■ Records:

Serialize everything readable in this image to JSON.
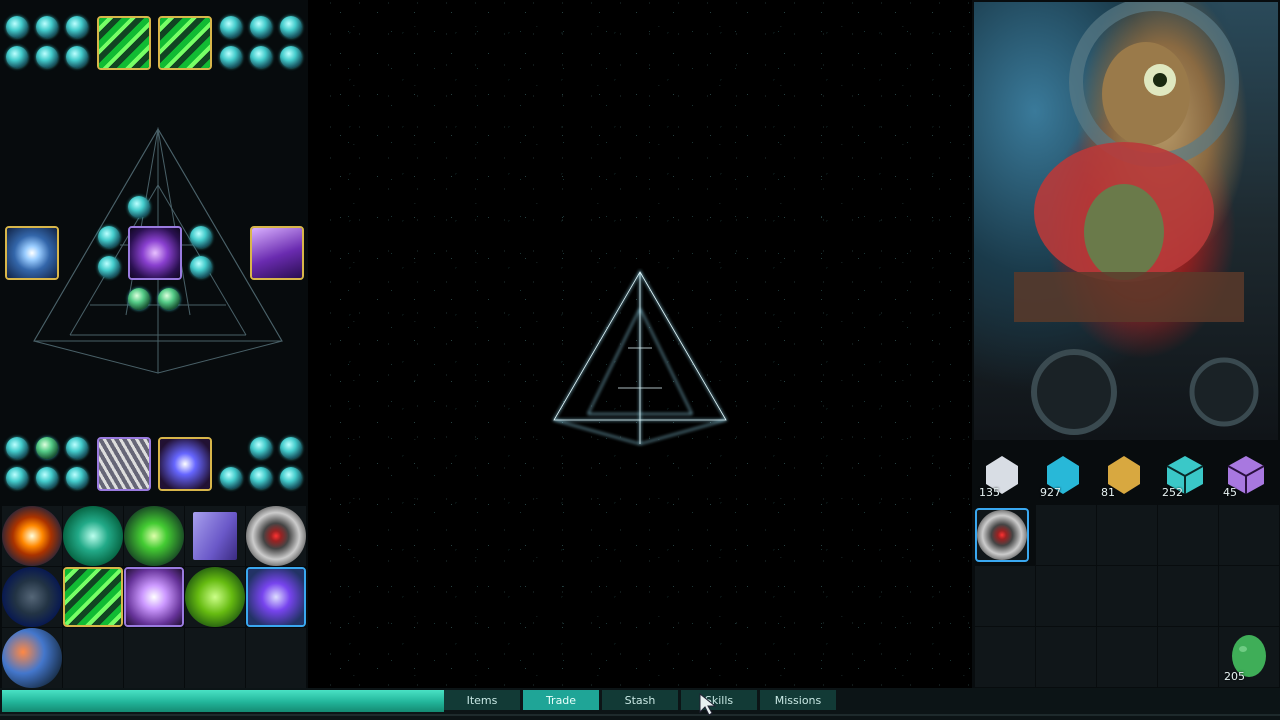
{
  "tabs": [
    {
      "label": "Items",
      "active": false
    },
    {
      "label": "Trade",
      "active": true
    },
    {
      "label": "Stash",
      "active": false
    },
    {
      "label": "Skills",
      "active": false
    },
    {
      "label": "Missions",
      "active": false
    }
  ],
  "progress": {
    "value": 0.345
  },
  "resources": [
    {
      "name": "crystal-white",
      "count": "135",
      "color": "#d8dde4"
    },
    {
      "name": "crystal-cyan",
      "count": "927",
      "color": "#28b8d8"
    },
    {
      "name": "crystal-gold",
      "count": "81",
      "color": "#d8a840"
    },
    {
      "name": "cube-tech",
      "count": "252",
      "color": "#3ac8c8"
    },
    {
      "name": "cube-violet",
      "count": "45",
      "color": "#a878e0"
    }
  ],
  "egg": {
    "count": "205",
    "color": "#3fae58"
  },
  "colors": {
    "accent": "#1fa597",
    "tab_bg": "#123a36",
    "gold_border": "#d8b64a",
    "violet_border": "#9a7be0",
    "blue_border": "#3aa8f0"
  }
}
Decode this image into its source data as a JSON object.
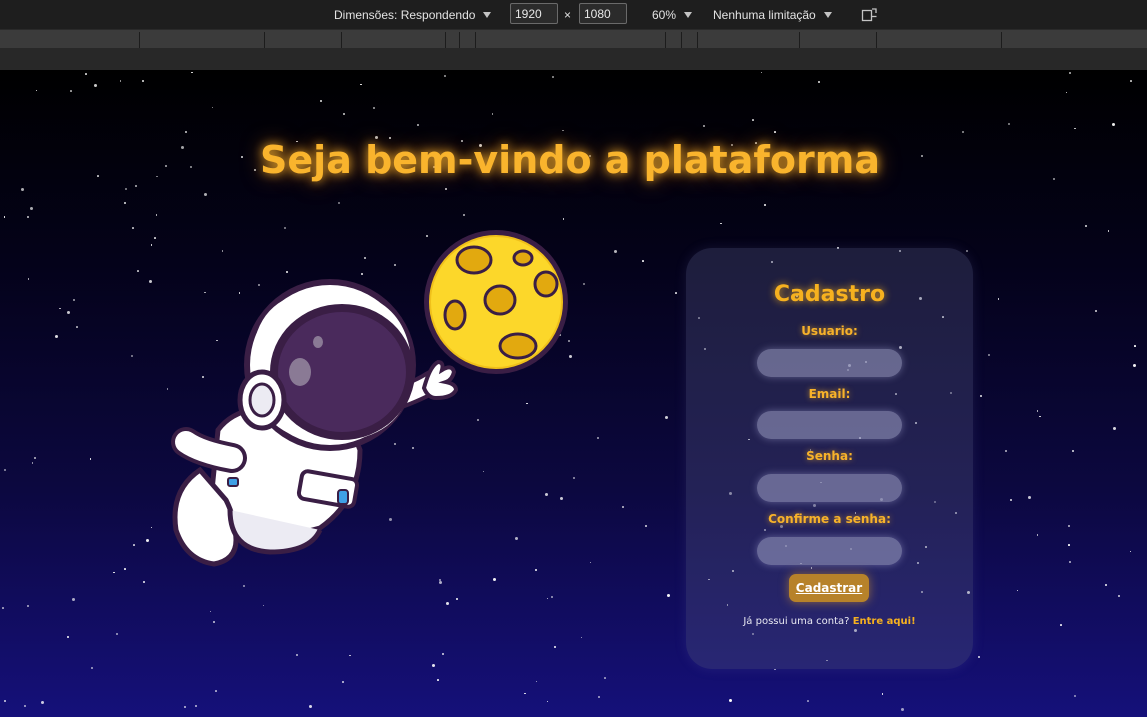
{
  "devtools": {
    "dimensions_label": "Dimensões: Respondendo",
    "width_value": "1920",
    "times": "×",
    "height_value": "1080",
    "zoom": "60%",
    "throttle": "Nenhuma limitação",
    "rotate_icon": "rotate-icon"
  },
  "page": {
    "headline": "Seja bem-vindo a plataforma",
    "illustration": "astronaut-reaching-moon",
    "form": {
      "title": "Cadastro",
      "user_label": "Usuario:",
      "email_label": "Email:",
      "password_label": "Senha:",
      "confirm_label": "Confirme a senha:",
      "submit_label": "Cadastrar",
      "login_prompt": "Já possui uma conta?",
      "login_link": "Entre aqui!"
    }
  },
  "colors": {
    "accent": "#f6b11f",
    "button": "#b7822a",
    "sky_top": "#000000",
    "sky_bottom": "#15107a"
  }
}
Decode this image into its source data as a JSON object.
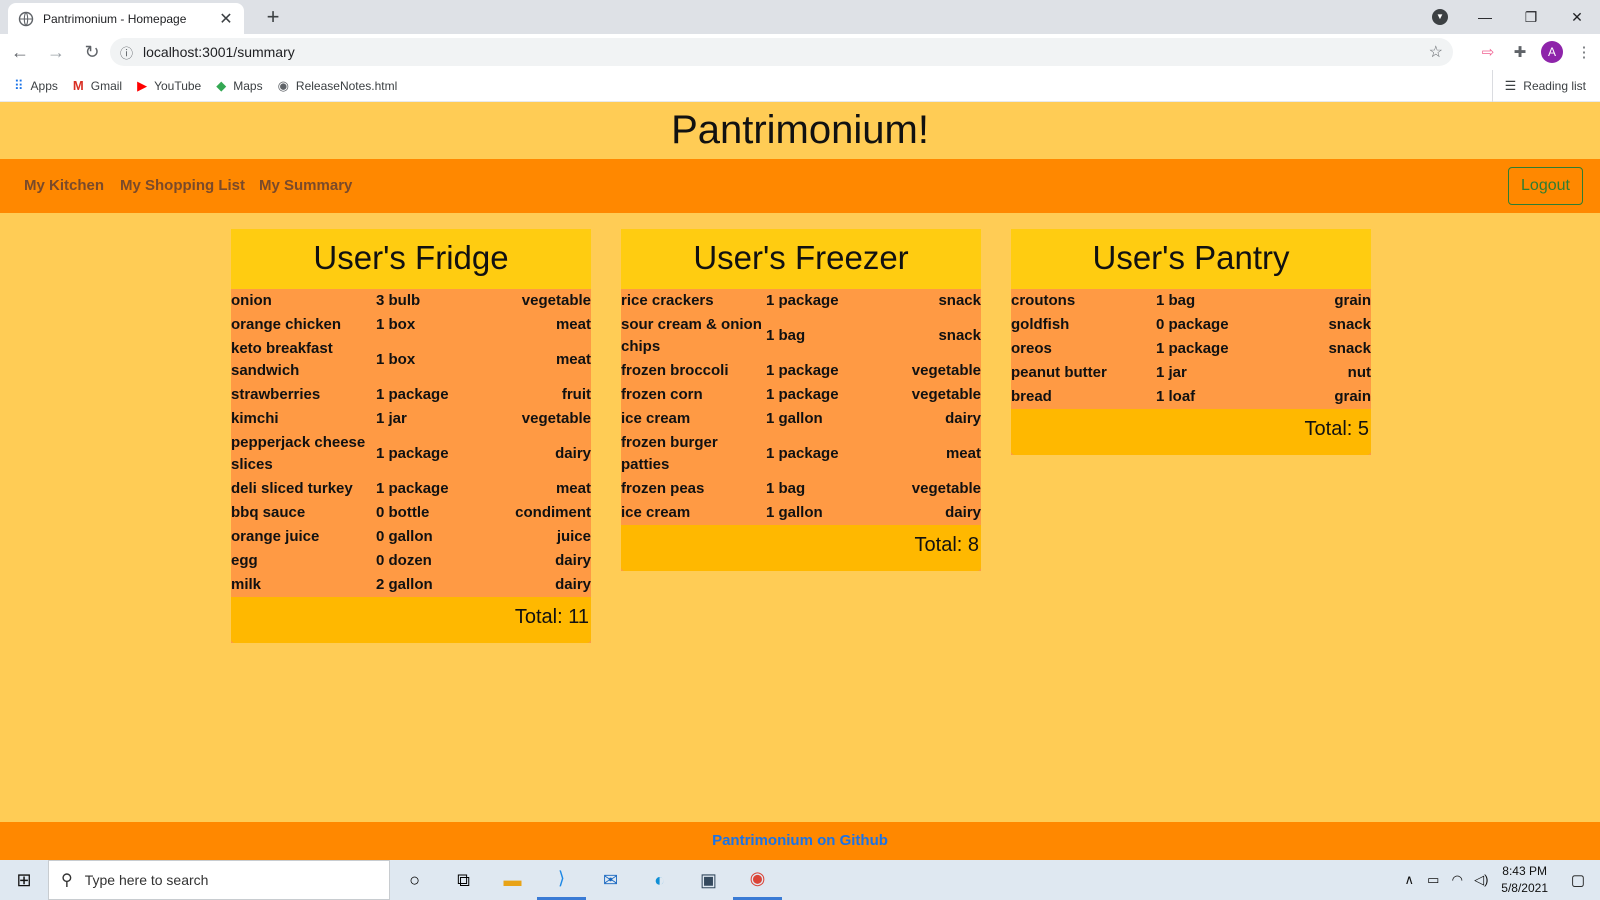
{
  "browser": {
    "tab_title": "Pantrimonium - Homepage",
    "url": "localhost:3001/summary",
    "bookmarks": [
      "Apps",
      "Gmail",
      "YouTube",
      "Maps",
      "ReleaseNotes.html"
    ],
    "reading_list": "Reading list",
    "avatar_letter": "A"
  },
  "site": {
    "title": "Pantrimonium!",
    "nav": [
      "My Kitchen",
      "My Shopping List",
      "My Summary"
    ],
    "logout": "Logout",
    "footer_link": "Pantrimonium on Github"
  },
  "cards": [
    {
      "title": "User's Fridge",
      "total": "Total: 11",
      "items": [
        {
          "name": "onion",
          "qty": "3 bulb",
          "cat": "vegetable"
        },
        {
          "name": "orange chicken",
          "qty": "1 box",
          "cat": "meat"
        },
        {
          "name": "keto breakfast sandwich",
          "qty": "1 box",
          "cat": "meat"
        },
        {
          "name": "strawberries",
          "qty": "1 package",
          "cat": "fruit"
        },
        {
          "name": "kimchi",
          "qty": "1 jar",
          "cat": "vegetable"
        },
        {
          "name": "pepperjack cheese slices",
          "qty": "1 package",
          "cat": "dairy"
        },
        {
          "name": "deli sliced turkey",
          "qty": "1 package",
          "cat": "meat"
        },
        {
          "name": "bbq sauce",
          "qty": "0 bottle",
          "cat": "condiment"
        },
        {
          "name": "orange juice",
          "qty": "0 gallon",
          "cat": "juice"
        },
        {
          "name": "egg",
          "qty": "0 dozen",
          "cat": "dairy"
        },
        {
          "name": "milk",
          "qty": "2 gallon",
          "cat": "dairy"
        }
      ]
    },
    {
      "title": "User's Freezer",
      "total": "Total: 8",
      "items": [
        {
          "name": "rice crackers",
          "qty": "1 package",
          "cat": "snack"
        },
        {
          "name": "sour cream & onion chips",
          "qty": "1 bag",
          "cat": "snack"
        },
        {
          "name": "frozen broccoli",
          "qty": "1 package",
          "cat": "vegetable"
        },
        {
          "name": "frozen corn",
          "qty": "1 package",
          "cat": "vegetable"
        },
        {
          "name": "ice cream",
          "qty": "1 gallon",
          "cat": "dairy"
        },
        {
          "name": "frozen burger patties",
          "qty": "1 package",
          "cat": "meat"
        },
        {
          "name": "frozen peas",
          "qty": "1 bag",
          "cat": "vegetable"
        },
        {
          "name": "ice cream",
          "qty": "1 gallon",
          "cat": "dairy"
        }
      ]
    },
    {
      "title": "User's Pantry",
      "total": "Total: 5",
      "items": [
        {
          "name": "croutons",
          "qty": "1 bag",
          "cat": "grain"
        },
        {
          "name": "goldfish",
          "qty": "0 package",
          "cat": "snack"
        },
        {
          "name": "oreos",
          "qty": "1 package",
          "cat": "snack"
        },
        {
          "name": "peanut butter",
          "qty": "1 jar",
          "cat": "nut"
        },
        {
          "name": "bread",
          "qty": "1 loaf",
          "cat": "grain"
        }
      ]
    }
  ],
  "taskbar": {
    "search_placeholder": "Type here to search",
    "time": "8:43 PM",
    "date": "5/8/2021"
  }
}
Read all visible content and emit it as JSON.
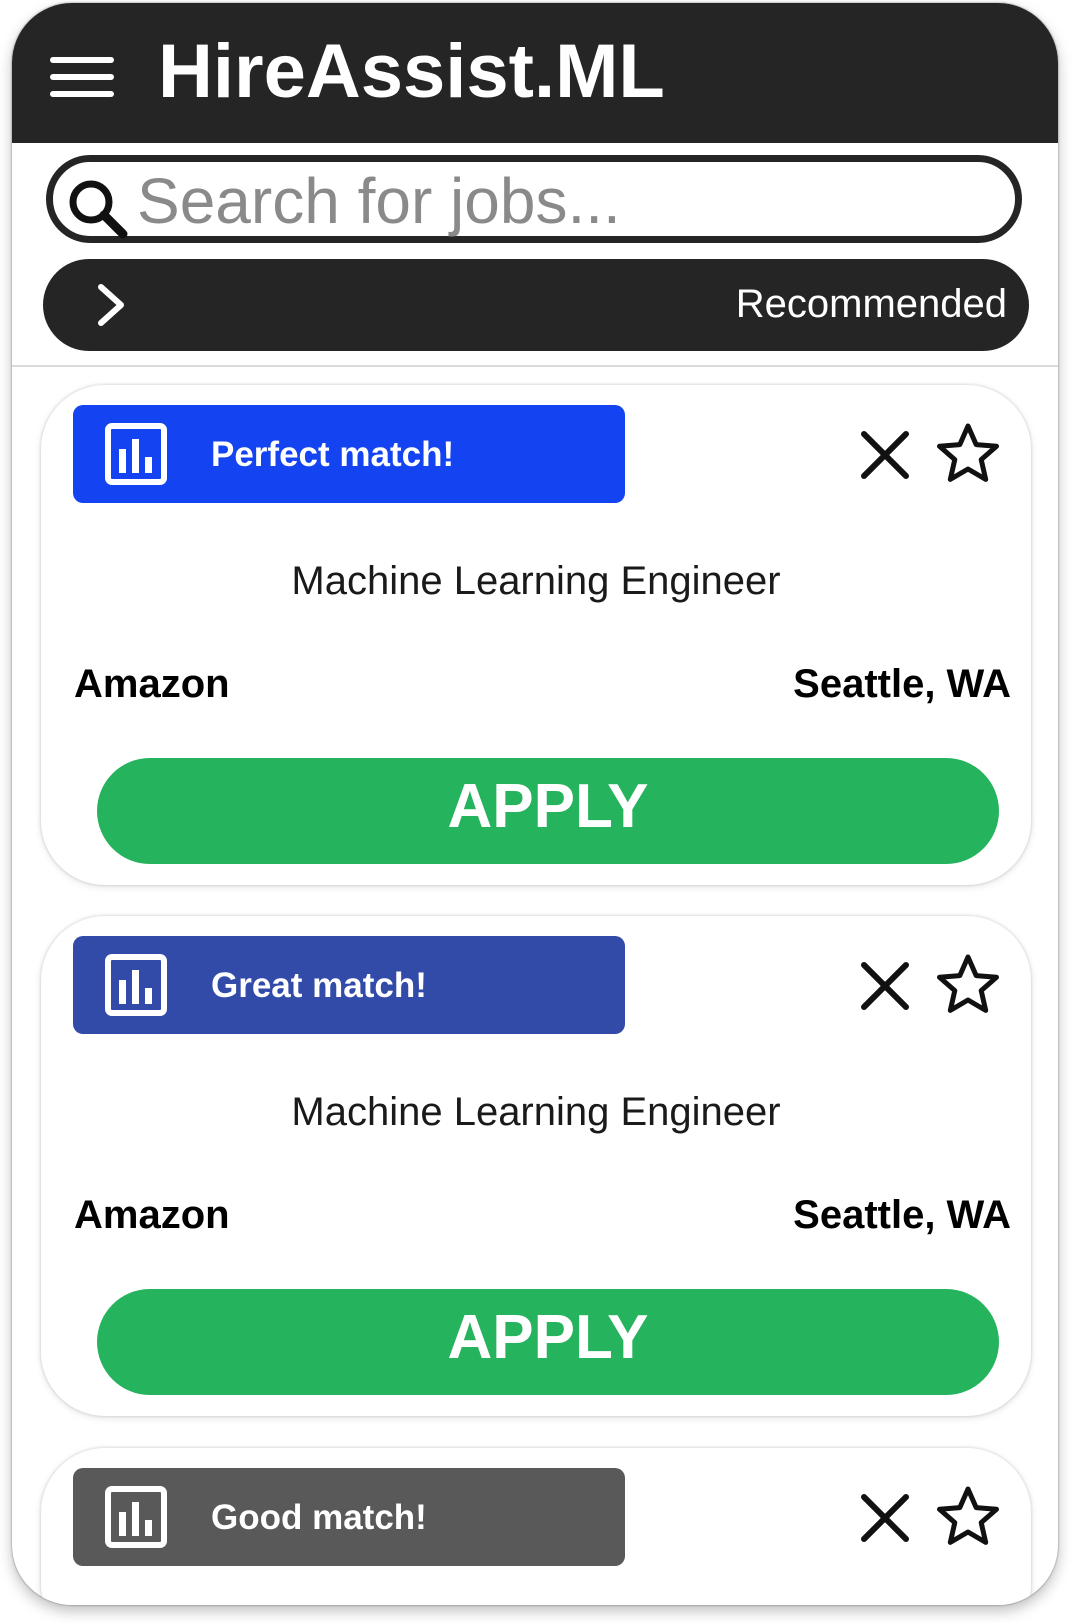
{
  "header": {
    "title": "HireAssist.ML"
  },
  "search": {
    "placeholder": "Search for jobs..."
  },
  "sort": {
    "label": "Recommended"
  },
  "jobs": [
    {
      "match_label": "Perfect match!",
      "match_color": "#1444f2",
      "title": "Machine Learning Engineer",
      "company": "Amazon",
      "location": "Seattle, WA",
      "apply_label": "APPLY"
    },
    {
      "match_label": "Great match!",
      "match_color": "#334ba8",
      "title": "Machine Learning Engineer",
      "company": "Amazon",
      "location": "Seattle, WA",
      "apply_label": "APPLY"
    },
    {
      "match_label": "Good match!",
      "match_color": "#595959"
    }
  ],
  "colors": {
    "header_bg": "#252525",
    "apply_green": "#25b35e"
  },
  "icons": [
    "menu-icon",
    "search-icon",
    "chevron-right-icon",
    "bar-chart-icon",
    "close-icon",
    "star-icon"
  ]
}
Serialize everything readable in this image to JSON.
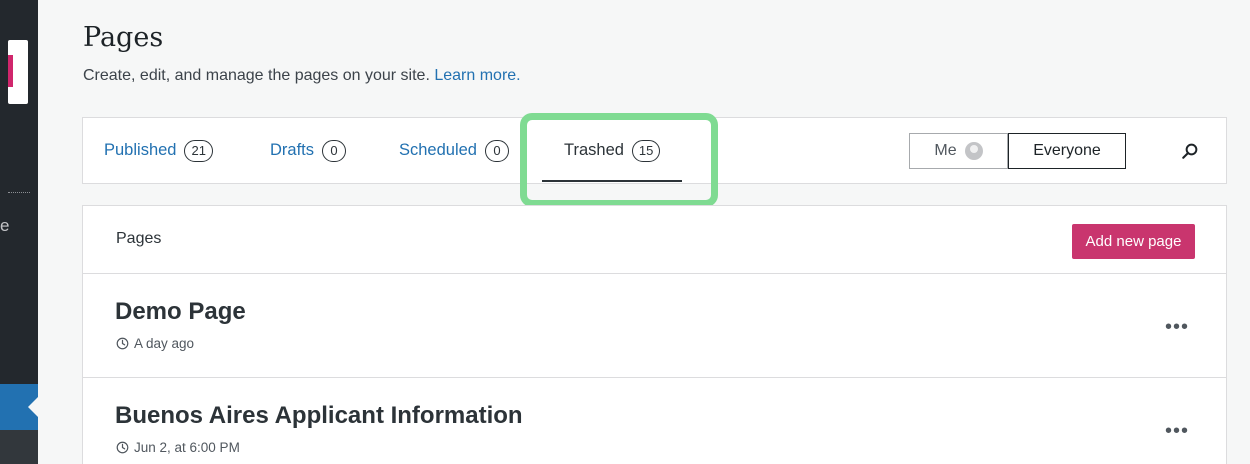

■ Exercise instructions: What you return should match the records above word for word, minus the pictures.

■ Answer to this exercise:
Serialize everything readable in this image to JSON.
{
  "tabs": [
    {
      "label": "Items",
      "active": false
    },
    {
      "label": "Trade",
      "active": true
    },
    {
      "label": "Stash",
      "active": false
    },
    {
      "label": "Skills",
      "active": false
    },
    {
      "label": "Missions",
      "active": false
    }
  ],
  "progress": {
    "value": 0.345
  },
  "resources": [
    {
      "name": "crystal-white",
      "count": "135",
      "color": "#d8dde4"
    },
    {
      "name": "crystal-cyan",
      "count": "927",
      "color": "#28b8d8"
    },
    {
      "name": "crystal-gold",
      "count": "81",
      "color": "#d8a840"
    },
    {
      "name": "cube-tech",
      "count": "252",
      "color": "#3ac8c8"
    },
    {
      "name": "cube-violet",
      "count": "45",
      "color": "#a878e0"
    }
  ],
  "egg": {
    "count": "205",
    "color": "#3fae58"
  },
  "colors": {
    "accent": "#1fa597",
    "tab_bg": "#123a36",
    "gold_border": "#d8b64a",
    "violet_border": "#9a7be0",
    "blue_border": "#3aa8f0"
  }
}
Decode this image into its source data as a JSON object.
{
  "devtools": {
    "dimensions_label": "Dimensões: Respondendo",
    "width_value": "1920",
    "times": "×",
    "height_value": "1080",
    "zoom": "60%",
    "throttle": "Nenhuma limitação",
    "rotate_icon": "rotate-icon"
  },
  "page": {
    "headline": "Seja bem-vindo a plataforma",
    "illustration": "astronaut-reaching-moon",
    "form": {
      "title": "Cadastro",
      "user_label": "Usuario:",
      "email_label": "Email:",
      "password_label": "Senha:",
      "confirm_label": "Confirme a senha:",
      "submit_label": "Cadastrar",
      "login_prompt": "Já possui uma conta?",
      "login_link": "Entre aqui!"
    }
  },
  "colors": {
    "accent": "#f6b11f",
    "button": "#b7822a",
    "sky_top": "#000000",
    "sky_bottom": "#15107a"
  }
}
Decode this image into its source data as a JSON object.
{
  "browser": {
    "tab_title": "Pantrimonium - Homepage",
    "url": "localhost:3001/summary",
    "bookmarks": [
      "Apps",
      "Gmail",
      "YouTube",
      "Maps",
      "ReleaseNotes.html"
    ],
    "reading_list": "Reading list",
    "avatar_letter": "A"
  },
  "site": {
    "title": "Pantrimonium!",
    "nav": [
      "My Kitchen",
      "My Shopping List",
      "My Summary"
    ],
    "logout": "Logout",
    "footer_link": "Pantrimonium on Github"
  },
  "cards": [
    {
      "title": "User's Fridge",
      "total": "Total: 11",
      "items": [
        {
          "name": "onion",
          "qty": "3 bulb",
          "cat": "vegetable"
        },
        {
          "name": "orange chicken",
          "qty": "1 box",
          "cat": "meat"
        },
        {
          "name": "keto breakfast sandwich",
          "qty": "1 box",
          "cat": "meat"
        },
        {
          "name": "strawberries",
          "qty": "1 package",
          "cat": "fruit"
        },
        {
          "name": "kimchi",
          "qty": "1 jar",
          "cat": "vegetable"
        },
        {
          "name": "pepperjack cheese slices",
          "qty": "1 package",
          "cat": "dairy"
        },
        {
          "name": "deli sliced turkey",
          "qty": "1 package",
          "cat": "meat"
        },
        {
          "name": "bbq sauce",
          "qty": "0 bottle",
          "cat": "condiment"
        },
        {
          "name": "orange juice",
          "qty": "0 gallon",
          "cat": "juice"
        },
        {
          "name": "egg",
          "qty": "0 dozen",
          "cat": "dairy"
        },
        {
          "name": "milk",
          "qty": "2 gallon",
          "cat": "dairy"
        }
      ]
    },
    {
      "title": "User's Freezer",
      "total": "Total: 8",
      "items": [
        {
          "name": "rice crackers",
          "qty": "1 package",
          "cat": "snack"
        },
        {
          "name": "sour cream & onion chips",
          "qty": "1 bag",
          "cat": "snack"
        },
        {
          "name": "frozen broccoli",
          "qty": "1 package",
          "cat": "vegetable"
        },
        {
          "name": "frozen corn",
          "qty": "1 package",
          "cat": "vegetable"
        },
        {
          "name": "ice cream",
          "qty": "1 gallon",
          "cat": "dairy"
        },
        {
          "name": "frozen burger patties",
          "qty": "1 package",
          "cat": "meat"
        },
        {
          "name": "frozen peas",
          "qty": "1 bag",
          "cat": "vegetable"
        },
        {
          "name": "ice cream",
          "qty": "1 gallon",
          "cat": "dairy"
        }
      ]
    },
    {
      "title": "User's Pantry",
      "total": "Total: 5",
      "items": [
        {
          "name": "croutons",
          "qty": "1 bag",
          "cat": "grain"
        },
        {
          "name": "goldfish",
          "qty": "0 package",
          "cat": "snack"
        },
        {
          "name": "oreos",
          "qty": "1 package",
          "cat": "snack"
        },
        {
          "name": "peanut butter",
          "qty": "1 jar",
          "cat": "nut"
        },
        {
          "name": "bread",
          "qty": "1 loaf",
          "cat": "grain"
        }
      ]
    }
  ],
  "taskbar": {
    "search_placeholder": "Type here to search",
    "time": "8:43 PM",
    "date": "5/8/2021"
  }
}
Read all visible content and emit it as JSON.
{
  "header": {
    "title": "HireAssist.ML"
  },
  "search": {
    "placeholder": "Search for jobs..."
  },
  "sort": {
    "label": "Recommended"
  },
  "jobs": [
    {
      "match_label": "Perfect match!",
      "match_color": "#1444f2",
      "title": "Machine Learning Engineer",
      "company": "Amazon",
      "location": "Seattle, WA",
      "apply_label": "APPLY"
    },
    {
      "match_label": "Great match!",
      "match_color": "#334ba8",
      "title": "Machine Learning Engineer",
      "company": "Amazon",
      "location": "Seattle, WA",
      "apply_label": "APPLY"
    },
    {
      "match_label": "Good match!",
      "match_color": "#595959"
    }
  ],
  "colors": {
    "header_bg": "#252525",
    "apply_green": "#25b35e"
  },
  "icons": [
    "menu-icon",
    "search-icon",
    "chevron-right-icon",
    "bar-chart-icon",
    "close-icon",
    "star-icon"
  ]
}
Serialize everything readable in this image to JSON.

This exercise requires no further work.